▶ EXTRACTED INFORMATION:
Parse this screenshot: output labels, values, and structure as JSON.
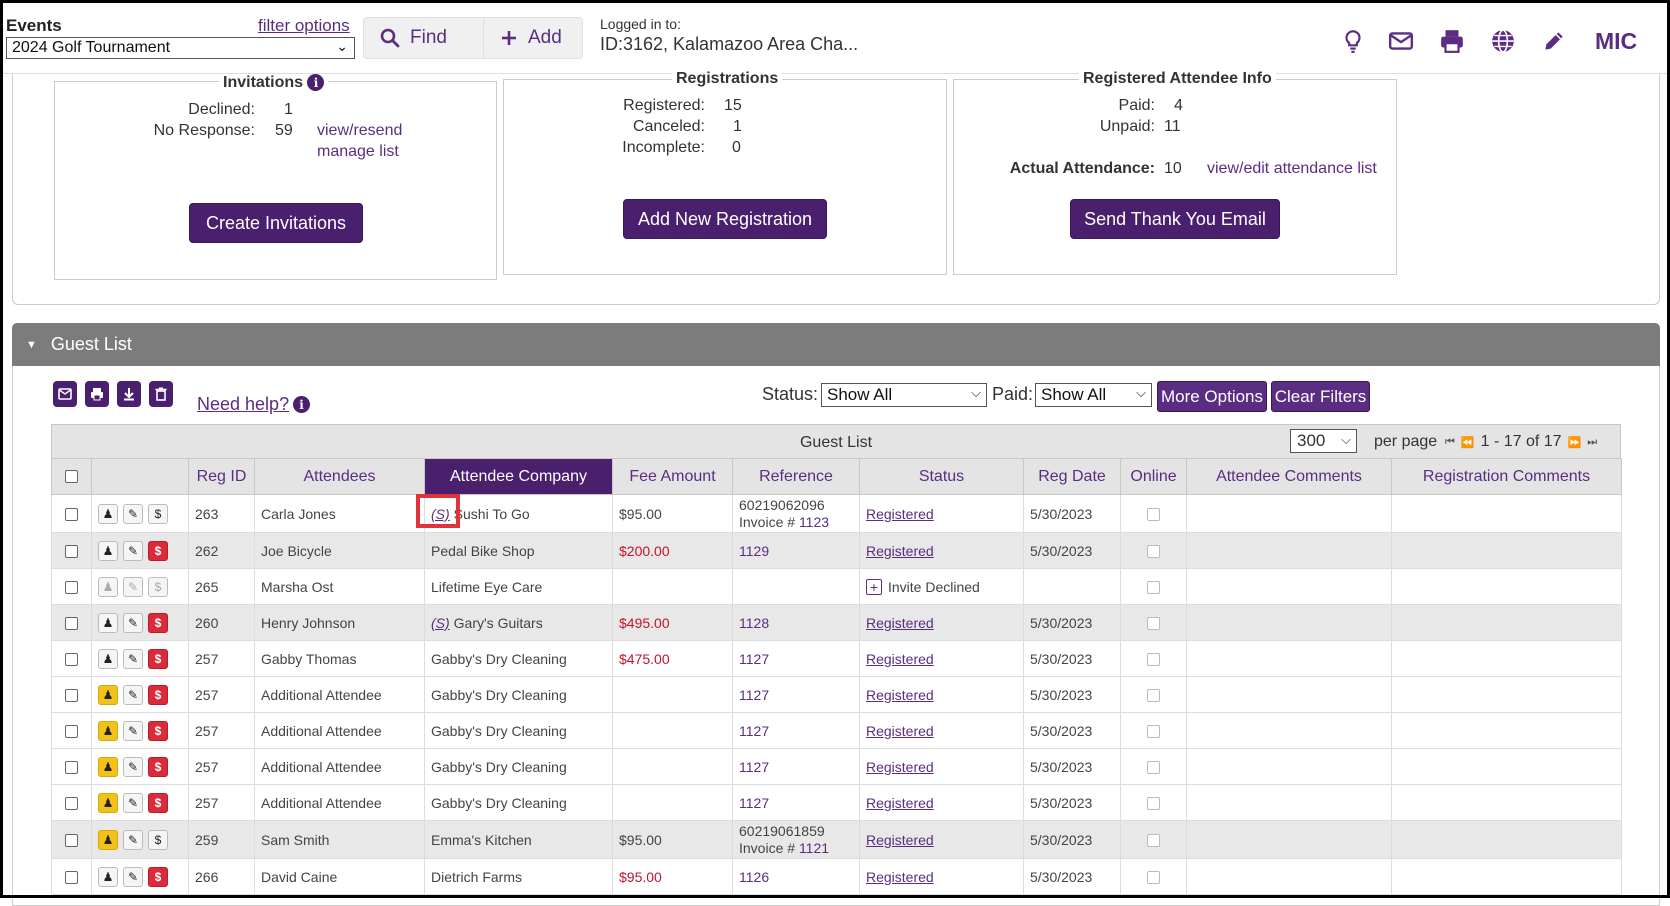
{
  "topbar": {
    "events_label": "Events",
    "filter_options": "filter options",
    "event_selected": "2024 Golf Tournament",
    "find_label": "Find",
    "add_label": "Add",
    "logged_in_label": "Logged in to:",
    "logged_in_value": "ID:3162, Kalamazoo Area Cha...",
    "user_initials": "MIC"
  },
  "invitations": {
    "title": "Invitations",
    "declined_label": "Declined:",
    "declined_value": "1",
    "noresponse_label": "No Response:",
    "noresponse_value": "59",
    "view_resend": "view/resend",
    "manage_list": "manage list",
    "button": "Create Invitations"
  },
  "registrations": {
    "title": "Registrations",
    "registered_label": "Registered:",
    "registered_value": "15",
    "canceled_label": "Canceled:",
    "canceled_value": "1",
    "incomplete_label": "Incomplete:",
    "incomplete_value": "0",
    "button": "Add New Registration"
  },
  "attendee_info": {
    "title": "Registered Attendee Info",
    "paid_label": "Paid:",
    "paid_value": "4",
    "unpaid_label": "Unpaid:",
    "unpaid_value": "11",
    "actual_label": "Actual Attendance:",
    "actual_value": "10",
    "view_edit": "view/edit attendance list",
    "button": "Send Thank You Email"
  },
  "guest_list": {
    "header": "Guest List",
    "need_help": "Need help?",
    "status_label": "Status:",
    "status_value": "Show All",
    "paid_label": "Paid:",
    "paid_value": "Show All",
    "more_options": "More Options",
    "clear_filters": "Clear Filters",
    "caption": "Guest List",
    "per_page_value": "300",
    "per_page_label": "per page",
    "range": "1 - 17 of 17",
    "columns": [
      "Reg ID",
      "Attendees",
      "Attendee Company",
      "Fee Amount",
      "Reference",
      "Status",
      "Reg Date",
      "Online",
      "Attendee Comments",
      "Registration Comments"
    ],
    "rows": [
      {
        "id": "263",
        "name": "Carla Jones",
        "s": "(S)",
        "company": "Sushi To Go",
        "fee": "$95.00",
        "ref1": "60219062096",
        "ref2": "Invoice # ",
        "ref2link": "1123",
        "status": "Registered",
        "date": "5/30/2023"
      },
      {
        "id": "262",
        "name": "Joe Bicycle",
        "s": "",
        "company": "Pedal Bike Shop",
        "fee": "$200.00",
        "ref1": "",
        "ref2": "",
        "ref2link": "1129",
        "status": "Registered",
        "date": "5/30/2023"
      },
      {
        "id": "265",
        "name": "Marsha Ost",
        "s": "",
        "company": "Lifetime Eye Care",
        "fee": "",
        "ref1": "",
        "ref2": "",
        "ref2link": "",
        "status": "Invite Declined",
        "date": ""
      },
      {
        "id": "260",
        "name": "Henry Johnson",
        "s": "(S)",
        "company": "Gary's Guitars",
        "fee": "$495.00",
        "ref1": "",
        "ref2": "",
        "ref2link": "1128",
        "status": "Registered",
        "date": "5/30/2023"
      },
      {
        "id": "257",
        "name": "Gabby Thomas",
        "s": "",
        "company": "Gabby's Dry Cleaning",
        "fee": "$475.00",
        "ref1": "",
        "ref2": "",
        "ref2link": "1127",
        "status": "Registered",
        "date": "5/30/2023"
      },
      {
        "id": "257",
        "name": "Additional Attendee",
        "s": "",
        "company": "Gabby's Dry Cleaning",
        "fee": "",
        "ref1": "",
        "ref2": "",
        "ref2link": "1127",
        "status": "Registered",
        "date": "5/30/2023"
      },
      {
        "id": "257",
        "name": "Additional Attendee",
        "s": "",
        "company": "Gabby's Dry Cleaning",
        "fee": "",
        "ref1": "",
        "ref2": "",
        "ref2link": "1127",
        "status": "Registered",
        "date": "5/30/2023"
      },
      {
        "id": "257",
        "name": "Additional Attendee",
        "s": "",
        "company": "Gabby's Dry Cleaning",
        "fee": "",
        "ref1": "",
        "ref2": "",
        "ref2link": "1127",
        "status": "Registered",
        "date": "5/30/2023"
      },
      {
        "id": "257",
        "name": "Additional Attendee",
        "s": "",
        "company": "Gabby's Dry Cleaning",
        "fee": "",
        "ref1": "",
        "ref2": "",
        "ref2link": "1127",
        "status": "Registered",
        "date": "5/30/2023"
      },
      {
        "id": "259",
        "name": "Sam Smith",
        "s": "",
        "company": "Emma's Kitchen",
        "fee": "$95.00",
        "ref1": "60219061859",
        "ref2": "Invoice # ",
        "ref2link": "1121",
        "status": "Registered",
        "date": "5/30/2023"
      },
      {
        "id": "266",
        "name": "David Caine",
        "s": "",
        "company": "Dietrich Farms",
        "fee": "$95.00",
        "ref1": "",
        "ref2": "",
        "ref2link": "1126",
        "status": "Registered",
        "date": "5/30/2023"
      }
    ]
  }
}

▶ EXERCISE AIM:
Pictures are excluded; copy every other part of the records exactly.

▶ EXERCISE SOLUTION:
Parse this screenshot: output labels, values, and structure as JSON.
{
  "topbar": {
    "events_label": "Events",
    "filter_options": "filter options",
    "event_selected": "2024 Golf Tournament",
    "find_label": "Find",
    "add_label": "Add",
    "logged_in_label": "Logged in to:",
    "logged_in_value": "ID:3162, Kalamazoo Area Cha...",
    "user_initials": "MIC"
  },
  "invitations": {
    "title": "Invitations",
    "declined_label": "Declined:",
    "declined_value": "1",
    "noresponse_label": "No Response:",
    "noresponse_value": "59",
    "view_resend": "view/resend",
    "manage_list": "manage list",
    "button": "Create Invitations"
  },
  "registrations": {
    "title": "Registrations",
    "registered_label": "Registered:",
    "registered_value": "15",
    "canceled_label": "Canceled:",
    "canceled_value": "1",
    "incomplete_label": "Incomplete:",
    "incomplete_value": "0",
    "button": "Add New Registration"
  },
  "attendee_info": {
    "title": "Registered Attendee Info",
    "paid_label": "Paid:",
    "paid_value": "4",
    "unpaid_label": "Unpaid:",
    "unpaid_value": "11",
    "actual_label": "Actual Attendance:",
    "actual_value": "10",
    "view_edit": "view/edit attendance list",
    "button": "Send Thank You Email"
  },
  "guest_list": {
    "header": "Guest List",
    "need_help": "Need help?",
    "status_label": "Status:",
    "status_value": "Show All",
    "paid_label": "Paid:",
    "paid_value": "Show All",
    "more_options": "More Options",
    "clear_filters": "Clear Filters",
    "caption": "Guest List",
    "per_page_value": "300",
    "per_page_label": "per page",
    "range": "1 - 17 of 17",
    "columns": [
      "Reg ID",
      "Attendees",
      "Attendee Company",
      "Fee Amount",
      "Reference",
      "Status",
      "Reg Date",
      "Online",
      "Attendee Comments",
      "Registration Comments"
    ],
    "rows": [
      {
        "id": "263",
        "name": "Carla Jones",
        "s": "(S)",
        "company": "Sushi To Go",
        "fee": "$95.00",
        "ref1": "60219062096",
        "ref2": "Invoice # ",
        "ref2link": "1123",
        "status": "Registered",
        "date": "5/30/2023"
      },
      {
        "id": "262",
        "name": "Joe Bicycle",
        "s": "",
        "company": "Pedal Bike Shop",
        "fee": "$200.00",
        "ref1": "",
        "ref2": "",
        "ref2link": "1129",
        "status": "Registered",
        "date": "5/30/2023"
      },
      {
        "id": "265",
        "name": "Marsha Ost",
        "s": "",
        "company": "Lifetime Eye Care",
        "fee": "",
        "ref1": "",
        "ref2": "",
        "ref2link": "",
        "status": "Invite Declined",
        "date": ""
      },
      {
        "id": "260",
        "name": "Henry Johnson",
        "s": "(S)",
        "company": "Gary's Guitars",
        "fee": "$495.00",
        "ref1": "",
        "ref2": "",
        "ref2link": "1128",
        "status": "Registered",
        "date": "5/30/2023"
      },
      {
        "id": "257",
        "name": "Gabby Thomas",
        "s": "",
        "company": "Gabby's Dry Cleaning",
        "fee": "$475.00",
        "ref1": "",
        "ref2": "",
        "ref2link": "1127",
        "status": "Registered",
        "date": "5/30/2023"
      },
      {
        "id": "257",
        "name": "Additional Attendee",
        "s": "",
        "company": "Gabby's Dry Cleaning",
        "fee": "",
        "ref1": "",
        "ref2": "",
        "ref2link": "1127",
        "status": "Registered",
        "date": "5/30/2023"
      },
      {
        "id": "257",
        "name": "Additional Attendee",
        "s": "",
        "company": "Gabby's Dry Cleaning",
        "fee": "",
        "ref1": "",
        "ref2": "",
        "ref2link": "1127",
        "status": "Registered",
        "date": "5/30/2023"
      },
      {
        "id": "257",
        "name": "Additional Attendee",
        "s": "",
        "company": "Gabby's Dry Cleaning",
        "fee": "",
        "ref1": "",
        "ref2": "",
        "ref2link": "1127",
        "status": "Registered",
        "date": "5/30/2023"
      },
      {
        "id": "257",
        "name": "Additional Attendee",
        "s": "",
        "company": "Gabby's Dry Cleaning",
        "fee": "",
        "ref1": "",
        "ref2": "",
        "ref2link": "1127",
        "status": "Registered",
        "date": "5/30/2023"
      },
      {
        "id": "259",
        "name": "Sam Smith",
        "s": "",
        "company": "Emma's Kitchen",
        "fee": "$95.00",
        "ref1": "60219061859",
        "ref2": "Invoice # ",
        "ref2link": "1121",
        "status": "Registered",
        "date": "5/30/2023"
      },
      {
        "id": "266",
        "name": "David Caine",
        "s": "",
        "company": "Dietrich Farms",
        "fee": "$95.00",
        "ref1": "",
        "ref2": "",
        "ref2link": "1126",
        "status": "Registered",
        "date": "5/30/2023"
      }
    ]
  }
}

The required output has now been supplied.